===== ENTRIES PROVIDED =====

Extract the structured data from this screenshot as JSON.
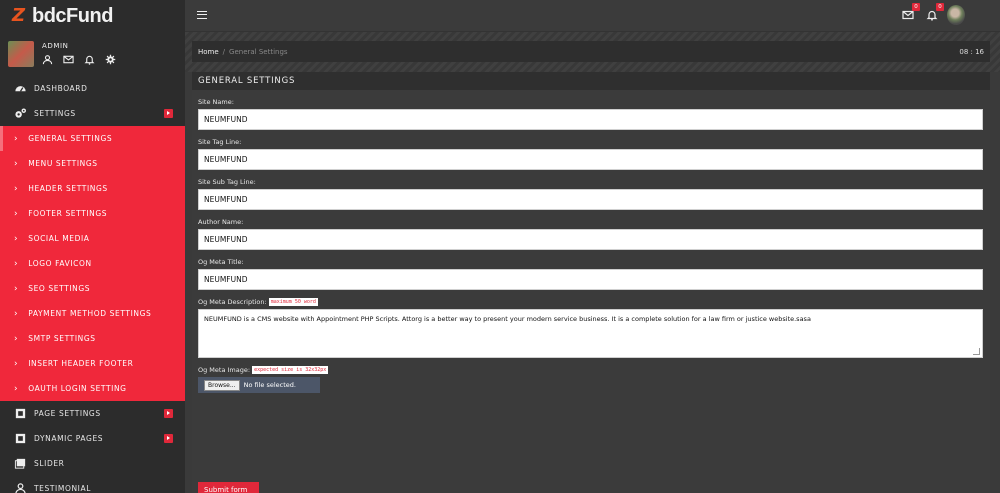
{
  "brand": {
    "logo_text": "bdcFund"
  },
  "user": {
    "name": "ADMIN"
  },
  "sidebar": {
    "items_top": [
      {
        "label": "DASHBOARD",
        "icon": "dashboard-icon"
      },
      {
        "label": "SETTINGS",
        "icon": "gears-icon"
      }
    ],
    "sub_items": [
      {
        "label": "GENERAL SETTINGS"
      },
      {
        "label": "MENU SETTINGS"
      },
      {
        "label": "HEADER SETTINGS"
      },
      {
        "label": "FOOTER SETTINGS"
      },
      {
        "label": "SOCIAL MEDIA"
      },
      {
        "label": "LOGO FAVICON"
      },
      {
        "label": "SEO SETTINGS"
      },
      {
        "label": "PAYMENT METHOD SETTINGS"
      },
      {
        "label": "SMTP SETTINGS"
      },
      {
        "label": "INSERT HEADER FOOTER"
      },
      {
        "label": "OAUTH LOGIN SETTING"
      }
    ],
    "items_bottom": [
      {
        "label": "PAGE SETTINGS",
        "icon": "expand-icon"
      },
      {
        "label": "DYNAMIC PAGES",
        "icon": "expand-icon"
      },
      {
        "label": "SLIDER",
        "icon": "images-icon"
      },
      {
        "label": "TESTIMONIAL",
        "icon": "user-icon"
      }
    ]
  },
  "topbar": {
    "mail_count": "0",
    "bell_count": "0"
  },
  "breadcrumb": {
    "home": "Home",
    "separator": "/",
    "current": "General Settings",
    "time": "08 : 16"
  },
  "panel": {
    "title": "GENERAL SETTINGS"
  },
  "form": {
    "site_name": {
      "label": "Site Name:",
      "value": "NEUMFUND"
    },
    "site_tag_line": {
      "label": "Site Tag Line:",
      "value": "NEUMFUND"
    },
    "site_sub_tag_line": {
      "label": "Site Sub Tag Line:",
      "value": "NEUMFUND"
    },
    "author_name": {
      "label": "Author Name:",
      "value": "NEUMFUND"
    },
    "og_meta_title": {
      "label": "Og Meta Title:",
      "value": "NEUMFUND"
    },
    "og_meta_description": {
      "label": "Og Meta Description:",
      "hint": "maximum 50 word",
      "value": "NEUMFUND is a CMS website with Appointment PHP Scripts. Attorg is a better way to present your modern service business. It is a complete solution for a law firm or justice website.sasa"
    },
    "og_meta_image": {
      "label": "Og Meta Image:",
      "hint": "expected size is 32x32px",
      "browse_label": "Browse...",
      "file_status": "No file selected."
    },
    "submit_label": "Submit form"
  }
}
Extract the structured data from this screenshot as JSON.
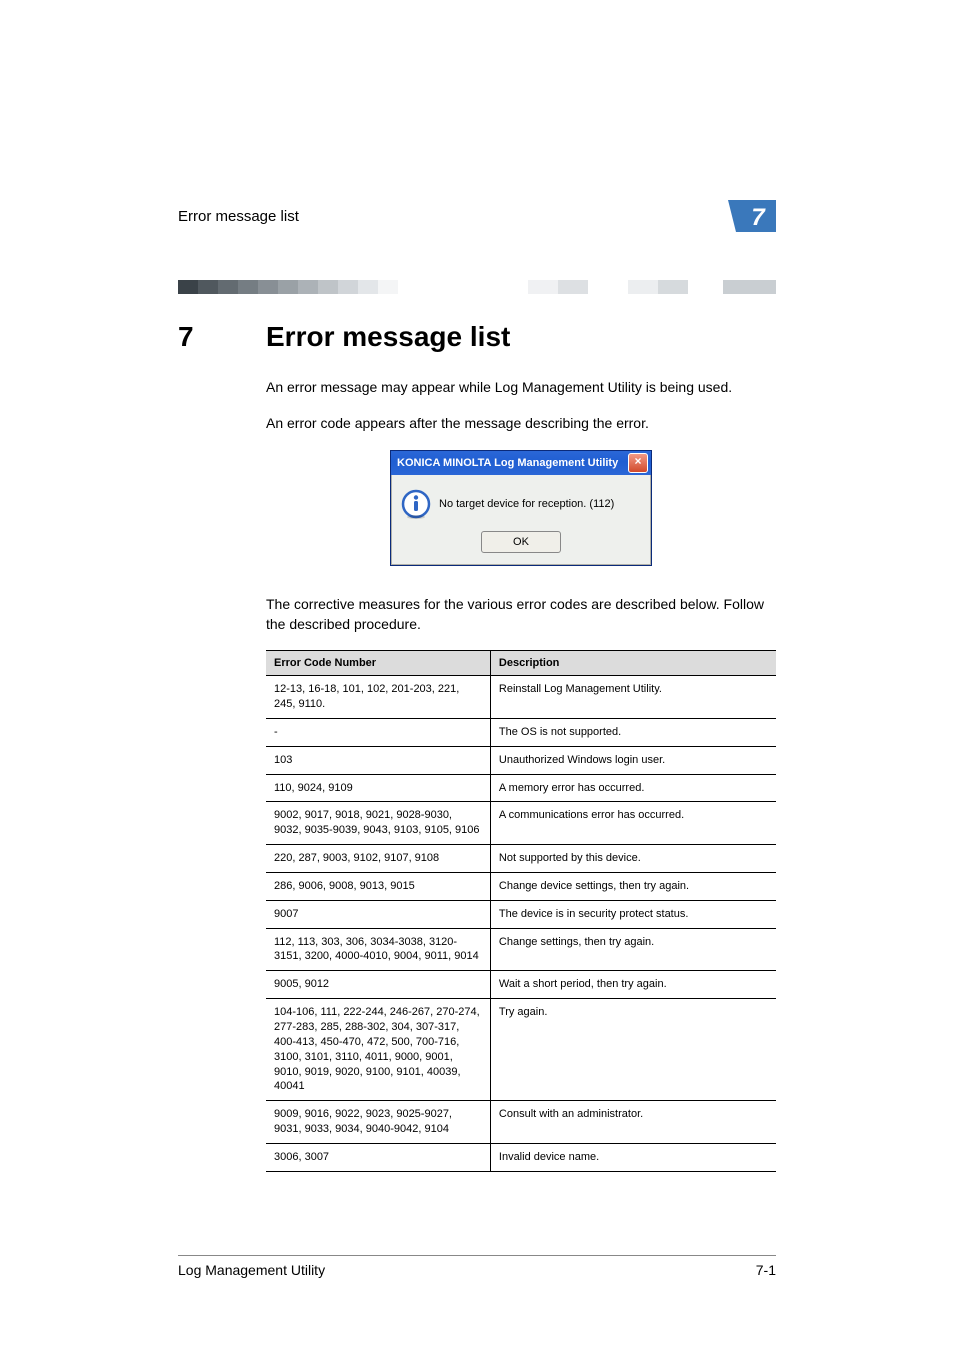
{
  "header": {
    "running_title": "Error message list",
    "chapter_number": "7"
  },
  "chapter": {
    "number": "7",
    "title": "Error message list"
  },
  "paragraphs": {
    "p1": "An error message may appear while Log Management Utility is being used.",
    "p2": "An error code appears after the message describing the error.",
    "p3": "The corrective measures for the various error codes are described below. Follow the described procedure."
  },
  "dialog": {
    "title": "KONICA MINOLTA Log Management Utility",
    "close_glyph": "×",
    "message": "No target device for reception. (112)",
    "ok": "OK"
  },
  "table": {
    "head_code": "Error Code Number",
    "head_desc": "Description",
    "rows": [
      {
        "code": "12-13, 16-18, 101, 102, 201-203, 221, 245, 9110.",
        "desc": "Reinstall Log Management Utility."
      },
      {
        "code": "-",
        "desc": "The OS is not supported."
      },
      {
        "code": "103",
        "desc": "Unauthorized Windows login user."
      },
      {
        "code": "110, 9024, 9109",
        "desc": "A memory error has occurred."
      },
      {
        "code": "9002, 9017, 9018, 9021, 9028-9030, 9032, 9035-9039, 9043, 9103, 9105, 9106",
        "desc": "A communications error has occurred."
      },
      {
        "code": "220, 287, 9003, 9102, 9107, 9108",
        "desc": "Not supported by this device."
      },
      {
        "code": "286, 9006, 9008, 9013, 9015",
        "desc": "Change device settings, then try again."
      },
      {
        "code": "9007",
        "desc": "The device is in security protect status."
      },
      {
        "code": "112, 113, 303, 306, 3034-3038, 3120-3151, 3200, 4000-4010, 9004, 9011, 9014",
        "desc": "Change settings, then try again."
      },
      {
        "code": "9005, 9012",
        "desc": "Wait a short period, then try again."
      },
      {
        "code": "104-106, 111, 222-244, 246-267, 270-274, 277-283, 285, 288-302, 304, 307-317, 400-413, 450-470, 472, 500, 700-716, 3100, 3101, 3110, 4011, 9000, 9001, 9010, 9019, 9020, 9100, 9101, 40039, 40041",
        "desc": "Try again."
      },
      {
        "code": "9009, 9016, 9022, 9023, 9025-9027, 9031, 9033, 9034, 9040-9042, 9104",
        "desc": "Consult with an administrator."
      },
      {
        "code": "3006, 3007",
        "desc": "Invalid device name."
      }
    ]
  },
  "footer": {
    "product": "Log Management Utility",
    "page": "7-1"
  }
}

=====

Output the entries above exactly, without their pictures.

- [RESPONSE TO THIS EXERCISE]:
Extract the structured data from this screenshot as JSON.
{
  "brand": {
    "logo_text": "bdcFund"
  },
  "user": {
    "name": "ADMIN"
  },
  "sidebar": {
    "items_top": [
      {
        "label": "DASHBOARD",
        "icon": "dashboard-icon"
      },
      {
        "label": "SETTINGS",
        "icon": "gears-icon"
      }
    ],
    "sub_items": [
      {
        "label": "GENERAL SETTINGS"
      },
      {
        "label": "MENU SETTINGS"
      },
      {
        "label": "HEADER SETTINGS"
      },
      {
        "label": "FOOTER SETTINGS"
      },
      {
        "label": "SOCIAL MEDIA"
      },
      {
        "label": "LOGO FAVICON"
      },
      {
        "label": "SEO SETTINGS"
      },
      {
        "label": "PAYMENT METHOD SETTINGS"
      },
      {
        "label": "SMTP SETTINGS"
      },
      {
        "label": "INSERT HEADER FOOTER"
      },
      {
        "label": "OAUTH LOGIN SETTING"
      }
    ],
    "items_bottom": [
      {
        "label": "PAGE SETTINGS",
        "icon": "expand-icon"
      },
      {
        "label": "DYNAMIC PAGES",
        "icon": "expand-icon"
      },
      {
        "label": "SLIDER",
        "icon": "images-icon"
      },
      {
        "label": "TESTIMONIAL",
        "icon": "user-icon"
      }
    ]
  },
  "topbar": {
    "mail_count": "0",
    "bell_count": "0"
  },
  "breadcrumb": {
    "home": "Home",
    "separator": "/",
    "current": "General Settings",
    "time": "08 : 16"
  },
  "panel": {
    "title": "GENERAL SETTINGS"
  },
  "form": {
    "site_name": {
      "label": "Site Name:",
      "value": "NEUMFUND"
    },
    "site_tag_line": {
      "label": "Site Tag Line:",
      "value": "NEUMFUND"
    },
    "site_sub_tag_line": {
      "label": "Site Sub Tag Line:",
      "value": "NEUMFUND"
    },
    "author_name": {
      "label": "Author Name:",
      "value": "NEUMFUND"
    },
    "og_meta_title": {
      "label": "Og Meta Title:",
      "value": "NEUMFUND"
    },
    "og_meta_description": {
      "label": "Og Meta Description:",
      "hint": "maximum 50 word",
      "value": "NEUMFUND is a CMS website with Appointment PHP Scripts. Attorg is a better way to present your modern service business. It is a complete solution for a law firm or justice website.sasa"
    },
    "og_meta_image": {
      "label": "Og Meta Image:",
      "hint": "expected size is 32x32px",
      "browse_label": "Browse...",
      "file_status": "No file selected."
    },
    "submit_label": "Submit form"
  }
}
Extract the structured data from this screenshot as JSON.
{
  "header": {
    "running_title": "Error message list",
    "chapter_number": "7"
  },
  "chapter": {
    "number": "7",
    "title": "Error message list"
  },
  "paragraphs": {
    "p1": "An error message may appear while Log Management Utility is being used.",
    "p2": "An error code appears after the message describing the error.",
    "p3": "The corrective measures for the various error codes are described below. Follow the described procedure."
  },
  "dialog": {
    "title": "KONICA MINOLTA Log Management Utility",
    "close_glyph": "×",
    "message": "No target device for reception. (112)",
    "ok": "OK"
  },
  "table": {
    "head_code": "Error Code Number",
    "head_desc": "Description",
    "rows": [
      {
        "code": "12-13, 16-18, 101, 102, 201-203, 221, 245, 9110.",
        "desc": "Reinstall Log Management Utility."
      },
      {
        "code": "-",
        "desc": "The OS is not supported."
      },
      {
        "code": "103",
        "desc": "Unauthorized Windows login user."
      },
      {
        "code": "110, 9024, 9109",
        "desc": "A memory error has occurred."
      },
      {
        "code": "9002, 9017, 9018, 9021, 9028-9030, 9032, 9035-9039, 9043, 9103, 9105, 9106",
        "desc": "A communications error has occurred."
      },
      {
        "code": "220, 287, 9003, 9102, 9107, 9108",
        "desc": "Not supported by this device."
      },
      {
        "code": "286, 9006, 9008, 9013, 9015",
        "desc": "Change device settings, then try again."
      },
      {
        "code": "9007",
        "desc": "The device is in security protect status."
      },
      {
        "code": "112, 113, 303, 306, 3034-3038, 3120-3151, 3200, 4000-4010, 9004, 9011, 9014",
        "desc": "Change settings, then try again."
      },
      {
        "code": "9005, 9012",
        "desc": "Wait a short period, then try again."
      },
      {
        "code": "104-106, 111, 222-244, 246-267, 270-274, 277-283, 285, 288-302, 304, 307-317, 400-413, 450-470, 472, 500, 700-716, 3100, 3101, 3110, 4011, 9000, 9001, 9010, 9019, 9020, 9100, 9101, 40039, 40041",
        "desc": "Try again."
      },
      {
        "code": "9009, 9016, 9022, 9023, 9025-9027, 9031, 9033, 9034, 9040-9042, 9104",
        "desc": "Consult with an administrator."
      },
      {
        "code": "3006, 3007",
        "desc": "Invalid device name."
      }
    ]
  },
  "footer": {
    "product": "Log Management Utility",
    "page": "7-1"
  }
}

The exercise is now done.